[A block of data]
____

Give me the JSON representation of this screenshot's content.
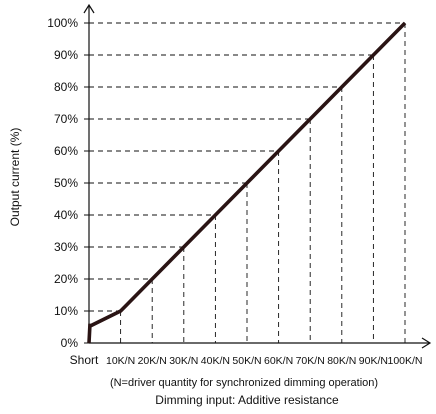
{
  "chart_data": {
    "type": "line",
    "ylabel": "Output current (%)",
    "xlabel": "Dimming input: Additive resistance",
    "note": "(N=driver quantity for synchronized dimming operation)",
    "categories": [
      "Short",
      "10K/N",
      "20K/N",
      "30K/N",
      "40K/N",
      "50K/N",
      "60K/N",
      "70K/N",
      "80K/N",
      "90K/N",
      "100K/N"
    ],
    "y_ticks": [
      "0%",
      "10%",
      "20%",
      "30%",
      "40%",
      "50%",
      "60%",
      "70%",
      "80%",
      "90%",
      "100%"
    ],
    "ylim": [
      0,
      100
    ],
    "grid": "dashed guide lines to each category",
    "series": [
      {
        "color": "#2a1414",
        "x": [
          0,
          0.3,
          0.45,
          0.75,
          10,
          20,
          30,
          40,
          50,
          60,
          70,
          80,
          90,
          100
        ],
        "y": [
          0,
          5.5,
          5.5,
          5.5,
          10,
          20,
          30,
          40,
          50,
          60,
          70,
          80,
          90,
          100
        ]
      }
    ]
  }
}
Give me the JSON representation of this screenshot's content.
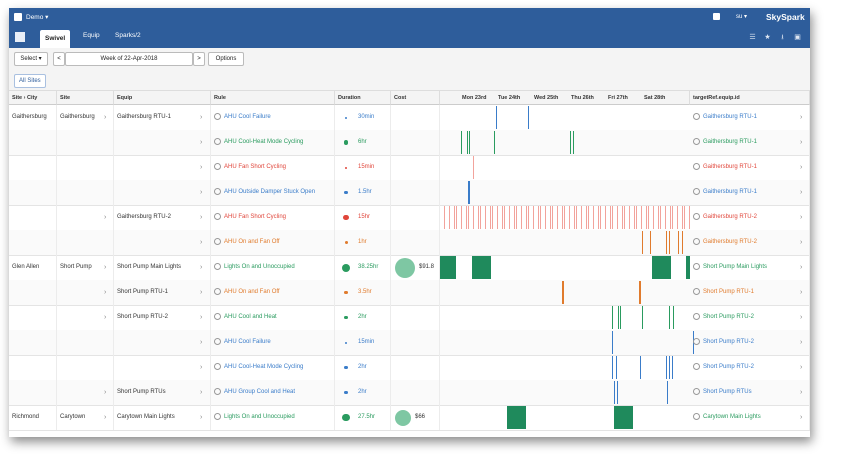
{
  "topbar": {
    "project": "Demo",
    "user": "su",
    "brand": "SkySpark"
  },
  "tabs": [
    {
      "label": "Swivel"
    },
    {
      "label": "Equip"
    },
    {
      "label": "Sparks/2"
    }
  ],
  "toolbar": {
    "select_label": "Select ▾",
    "prev": "<",
    "week": "Week of 22-Apr-2018",
    "next": ">",
    "options": "Options"
  },
  "site_filter": "All Sites",
  "columns": [
    "Site › City",
    "Site",
    "Equip",
    "Rule",
    "Duration",
    "Cost",
    "",
    "targetRef.equip.id"
  ],
  "days": [
    "Mon 23rd",
    "Tue 24th",
    "Wed 25th",
    "Thu 26th",
    "Fri 27th",
    "Sat 28th"
  ],
  "colors": {
    "green": "#2a9b5f",
    "red": "#e0453a",
    "blue": "#3a7cc9",
    "orange": "#e07b2d",
    "header": "#2e5d9b"
  },
  "rows": [
    {
      "city": "Gaithersburg",
      "site": "Gaithersburg",
      "equip": "Gaithersburg RTU-1",
      "rule": "AHU Cool Failure",
      "color": "blue",
      "duration": "30min",
      "cost": "",
      "target": "Gaithersburg RTU-1"
    },
    {
      "city": "",
      "site": "",
      "equip": "",
      "rule": "AHU Cool-Heat Mode Cycling",
      "color": "green",
      "duration": "6hr",
      "cost": "",
      "target": "Gaithersburg RTU-1"
    },
    {
      "city": "",
      "site": "",
      "equip": "",
      "rule": "AHU Fan Short Cycling",
      "color": "red",
      "duration": "15min",
      "cost": "",
      "target": "Gaithersburg RTU-1"
    },
    {
      "city": "",
      "site": "",
      "equip": "",
      "rule": "AHU Outside Damper Stuck Open",
      "color": "blue",
      "duration": "1.5hr",
      "cost": "",
      "target": "Gaithersburg RTU-1"
    },
    {
      "city": "",
      "site": "",
      "equip": "Gaithersburg RTU-2",
      "rule": "AHU Fan Short Cycling",
      "color": "red",
      "duration": "15hr",
      "cost": "",
      "target": "Gaithersburg RTU-2"
    },
    {
      "city": "",
      "site": "",
      "equip": "",
      "rule": "AHU On and Fan Off",
      "color": "orange",
      "duration": "1hr",
      "cost": "",
      "target": "Gaithersburg RTU-2"
    },
    {
      "city": "Glen Allen",
      "site": "Short Pump",
      "equip": "Short Pump Main Lights",
      "rule": "Lights On and Unoccupied",
      "color": "green",
      "duration": "38.25hr",
      "cost": "$91.8",
      "target": "Short Pump Main Lights"
    },
    {
      "city": "",
      "site": "",
      "equip": "Short Pump RTU-1",
      "rule": "AHU On and Fan Off",
      "color": "orange",
      "duration": "3.5hr",
      "cost": "",
      "target": "Short Pump RTU-1"
    },
    {
      "city": "",
      "site": "",
      "equip": "Short Pump RTU-2",
      "rule": "AHU Cool and Heat",
      "color": "green",
      "duration": "2hr",
      "cost": "",
      "target": "Short Pump RTU-2"
    },
    {
      "city": "",
      "site": "",
      "equip": "",
      "rule": "AHU Cool Failure",
      "color": "blue",
      "duration": "15min",
      "cost": "",
      "target": "Short Pump RTU-2"
    },
    {
      "city": "",
      "site": "",
      "equip": "",
      "rule": "AHU Cool-Heat Mode Cycling",
      "color": "blue",
      "duration": "2hr",
      "cost": "",
      "target": "Short Pump RTU-2"
    },
    {
      "city": "",
      "site": "",
      "equip": "Short Pump RTUs",
      "rule": "AHU Group Cool and Heat",
      "color": "blue",
      "duration": "2hr",
      "cost": "",
      "target": "Short Pump RTUs"
    },
    {
      "city": "Richmond",
      "site": "Carytown",
      "equip": "Carytown Main Lights",
      "rule": "Lights On and Unoccupied",
      "color": "green",
      "duration": "27.5hr",
      "cost": "$66",
      "target": "Carytown Main Lights"
    }
  ]
}
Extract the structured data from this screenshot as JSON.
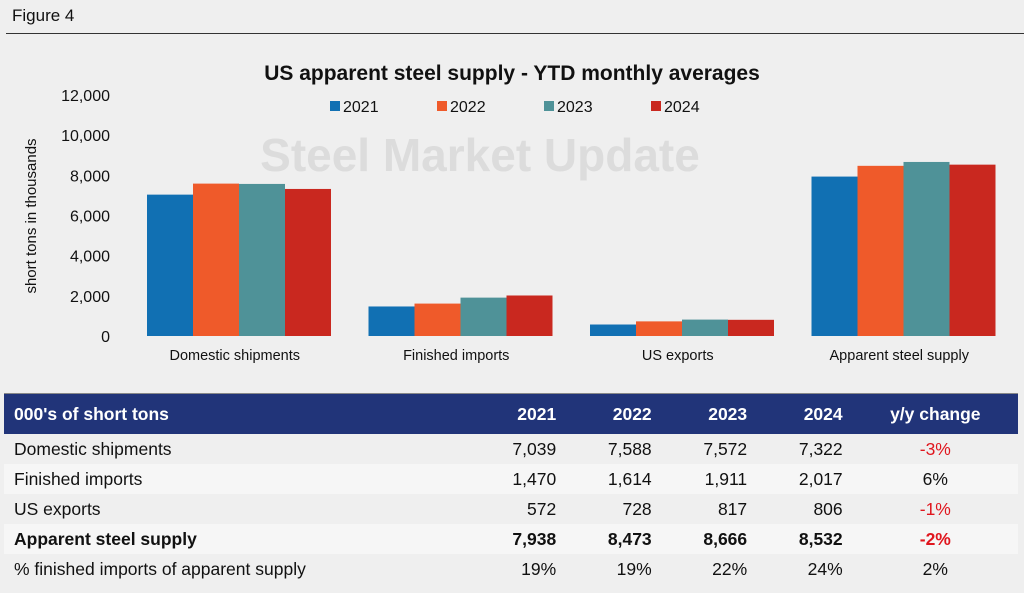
{
  "figure_label": "Figure 4",
  "watermark": "Steel Market Update",
  "chart_data": {
    "type": "bar",
    "title": "US apparent steel supply - YTD monthly averages",
    "ylabel": "short tons in thousands",
    "ylim": [
      0,
      12000
    ],
    "yticks": [
      "0",
      "2,000",
      "4,000",
      "6,000",
      "8,000",
      "10,000",
      "12,000"
    ],
    "categories": [
      "Domestic shipments",
      "Finished imports",
      "US exports",
      "Apparent steel supply"
    ],
    "legend_placement": "top",
    "grid": false,
    "series": [
      {
        "name": "2021",
        "color": "#1170b3",
        "values": [
          7039,
          1470,
          572,
          7938
        ]
      },
      {
        "name": "2022",
        "color": "#ef5a2a",
        "values": [
          7588,
          1614,
          728,
          8473
        ]
      },
      {
        "name": "2023",
        "color": "#4f9298",
        "values": [
          7572,
          1911,
          817,
          8666
        ]
      },
      {
        "name": "2024",
        "color": "#c9281f",
        "values": [
          7322,
          2017,
          806,
          8532
        ]
      }
    ]
  },
  "table": {
    "headers": [
      "000's of short tons",
      "2021",
      "2022",
      "2023",
      "2024",
      "y/y change"
    ],
    "rows": [
      {
        "cells": [
          "Domestic shipments",
          "7,039",
          "7,588",
          "7,572",
          "7,322",
          "-3%"
        ],
        "bold": false,
        "neg": true
      },
      {
        "cells": [
          "Finished imports",
          "1,470",
          "1,614",
          "1,911",
          "2,017",
          "6%"
        ],
        "bold": false,
        "neg": false
      },
      {
        "cells": [
          "US exports",
          "572",
          "728",
          "817",
          "806",
          "-1%"
        ],
        "bold": false,
        "neg": true
      },
      {
        "cells": [
          "Apparent steel supply",
          "7,938",
          "8,473",
          "8,666",
          "8,532",
          "-2%"
        ],
        "bold": true,
        "neg": true
      },
      {
        "cells": [
          "% finished imports of apparent supply",
          "19%",
          "19%",
          "22%",
          "24%",
          "2%"
        ],
        "bold": false,
        "neg": false
      }
    ]
  }
}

____

GOAL OF THE EXERCISE:
Extract all the entries word for word; omit any pictures.

ANSWER:
Give me the JSON representation of this screenshot's content.
{
  "chart_data": {
    "type": "line",
    "ylabel": "Output current (%)",
    "xlabel": "Dimming input: Additive resistance",
    "note": "(N=driver quantity for synchronized dimming operation)",
    "categories": [
      "Short",
      "10K/N",
      "20K/N",
      "30K/N",
      "40K/N",
      "50K/N",
      "60K/N",
      "70K/N",
      "80K/N",
      "90K/N",
      "100K/N"
    ],
    "y_ticks": [
      "0%",
      "10%",
      "20%",
      "30%",
      "40%",
      "50%",
      "60%",
      "70%",
      "80%",
      "90%",
      "100%"
    ],
    "ylim": [
      0,
      100
    ],
    "grid": "dashed guide lines to each category",
    "series": [
      {
        "color": "#2a1414",
        "x": [
          0,
          0.3,
          0.45,
          0.75,
          10,
          20,
          30,
          40,
          50,
          60,
          70,
          80,
          90,
          100
        ],
        "y": [
          0,
          5.5,
          5.5,
          5.5,
          10,
          20,
          30,
          40,
          50,
          60,
          70,
          80,
          90,
          100
        ]
      }
    ]
  }
}
Give me the JSON representation of this screenshot's content.
{
  "topbar": {
    "project": "Demo",
    "user": "su",
    "brand": "SkySpark"
  },
  "tabs": [
    {
      "label": "Swivel"
    },
    {
      "label": "Equip"
    },
    {
      "label": "Sparks/2"
    }
  ],
  "toolbar": {
    "select_label": "Select ▾",
    "prev": "<",
    "week": "Week of 22-Apr-2018",
    "next": ">",
    "options": "Options"
  },
  "site_filter": "All Sites",
  "columns": [
    "Site › City",
    "Site",
    "Equip",
    "Rule",
    "Duration",
    "Cost",
    "",
    "targetRef.equip.id"
  ],
  "days": [
    "Mon 23rd",
    "Tue 24th",
    "Wed 25th",
    "Thu 26th",
    "Fri 27th",
    "Sat 28th"
  ],
  "colors": {
    "green": "#2a9b5f",
    "red": "#e0453a",
    "blue": "#3a7cc9",
    "orange": "#e07b2d",
    "header": "#2e5d9b"
  },
  "rows": [
    {
      "city": "Gaithersburg",
      "site": "Gaithersburg",
      "equip": "Gaithersburg RTU-1",
      "rule": "AHU Cool Failure",
      "color": "blue",
      "duration": "30min",
      "cost": "",
      "target": "Gaithersburg RTU-1"
    },
    {
      "city": "",
      "site": "",
      "equip": "",
      "rule": "AHU Cool-Heat Mode Cycling",
      "color": "green",
      "duration": "6hr",
      "cost": "",
      "target": "Gaithersburg RTU-1"
    },
    {
      "city": "",
      "site": "",
      "equip": "",
      "rule": "AHU Fan Short Cycling",
      "color": "red",
      "duration": "15min",
      "cost": "",
      "target": "Gaithersburg RTU-1"
    },
    {
      "city": "",
      "site": "",
      "equip": "",
      "rule": "AHU Outside Damper Stuck Open",
      "color": "blue",
      "duration": "1.5hr",
      "cost": "",
      "target": "Gaithersburg RTU-1"
    },
    {
      "city": "",
      "site": "",
      "equip": "Gaithersburg RTU-2",
      "rule": "AHU Fan Short Cycling",
      "color": "red",
      "duration": "15hr",
      "cost": "",
      "target": "Gaithersburg RTU-2"
    },
    {
      "city": "",
      "site": "",
      "equip": "",
      "rule": "AHU On and Fan Off",
      "color": "orange",
      "duration": "1hr",
      "cost": "",
      "target": "Gaithersburg RTU-2"
    },
    {
      "city": "Glen Allen",
      "site": "Short Pump",
      "equip": "Short Pump Main Lights",
      "rule": "Lights On and Unoccupied",
      "color": "green",
      "duration": "38.25hr",
      "cost": "$91.8",
      "target": "Short Pump Main Lights"
    },
    {
      "city": "",
      "site": "",
      "equip": "Short Pump RTU-1",
      "rule": "AHU On and Fan Off",
      "color": "orange",
      "duration": "3.5hr",
      "cost": "",
      "target": "Short Pump RTU-1"
    },
    {
      "city": "",
      "site": "",
      "equip": "Short Pump RTU-2",
      "rule": "AHU Cool and Heat",
      "color": "green",
      "duration": "2hr",
      "cost": "",
      "target": "Short Pump RTU-2"
    },
    {
      "city": "",
      "site": "",
      "equip": "",
      "rule": "AHU Cool Failure",
      "color": "blue",
      "duration": "15min",
      "cost": "",
      "target": "Short Pump RTU-2"
    },
    {
      "city": "",
      "site": "",
      "equip": "",
      "rule": "AHU Cool-Heat Mode Cycling",
      "color": "blue",
      "duration": "2hr",
      "cost": "",
      "target": "Short Pump RTU-2"
    },
    {
      "city": "",
      "site": "",
      "equip": "Short Pump RTUs",
      "rule": "AHU Group Cool and Heat",
      "color": "blue",
      "duration": "2hr",
      "cost": "",
      "target": "Short Pump RTUs"
    },
    {
      "city": "Richmond",
      "site": "Carytown",
      "equip": "Carytown Main Lights",
      "rule": "Lights On and Unoccupied",
      "color": "green",
      "duration": "27.5hr",
      "cost": "$66",
      "target": "Carytown Main Lights"
    }
  ]
}
Extract the structured data from this screenshot as JSON.
{
  "figure_label": "Figure 4",
  "watermark": "Steel Market Update",
  "chart_data": {
    "type": "bar",
    "title": "US apparent steel supply - YTD monthly averages",
    "ylabel": "short tons in thousands",
    "ylim": [
      0,
      12000
    ],
    "yticks": [
      "0",
      "2,000",
      "4,000",
      "6,000",
      "8,000",
      "10,000",
      "12,000"
    ],
    "categories": [
      "Domestic shipments",
      "Finished imports",
      "US exports",
      "Apparent steel supply"
    ],
    "legend_placement": "top",
    "grid": false,
    "series": [
      {
        "name": "2021",
        "color": "#1170b3",
        "values": [
          7039,
          1470,
          572,
          7938
        ]
      },
      {
        "name": "2022",
        "color": "#ef5a2a",
        "values": [
          7588,
          1614,
          728,
          8473
        ]
      },
      {
        "name": "2023",
        "color": "#4f9298",
        "values": [
          7572,
          1911,
          817,
          8666
        ]
      },
      {
        "name": "2024",
        "color": "#c9281f",
        "values": [
          7322,
          2017,
          806,
          8532
        ]
      }
    ]
  },
  "table": {
    "headers": [
      "000's of short tons",
      "2021",
      "2022",
      "2023",
      "2024",
      "y/y change"
    ],
    "rows": [
      {
        "cells": [
          "Domestic shipments",
          "7,039",
          "7,588",
          "7,572",
          "7,322",
          "-3%"
        ],
        "bold": false,
        "neg": true
      },
      {
        "cells": [
          "Finished imports",
          "1,470",
          "1,614",
          "1,911",
          "2,017",
          "6%"
        ],
        "bold": false,
        "neg": false
      },
      {
        "cells": [
          "US exports",
          "572",
          "728",
          "817",
          "806",
          "-1%"
        ],
        "bold": false,
        "neg": true
      },
      {
        "cells": [
          "Apparent steel supply",
          "7,938",
          "8,473",
          "8,666",
          "8,532",
          "-2%"
        ],
        "bold": true,
        "neg": true
      },
      {
        "cells": [
          "% finished imports of apparent supply",
          "19%",
          "19%",
          "22%",
          "24%",
          "2%"
        ],
        "bold": false,
        "neg": false
      }
    ]
  }
}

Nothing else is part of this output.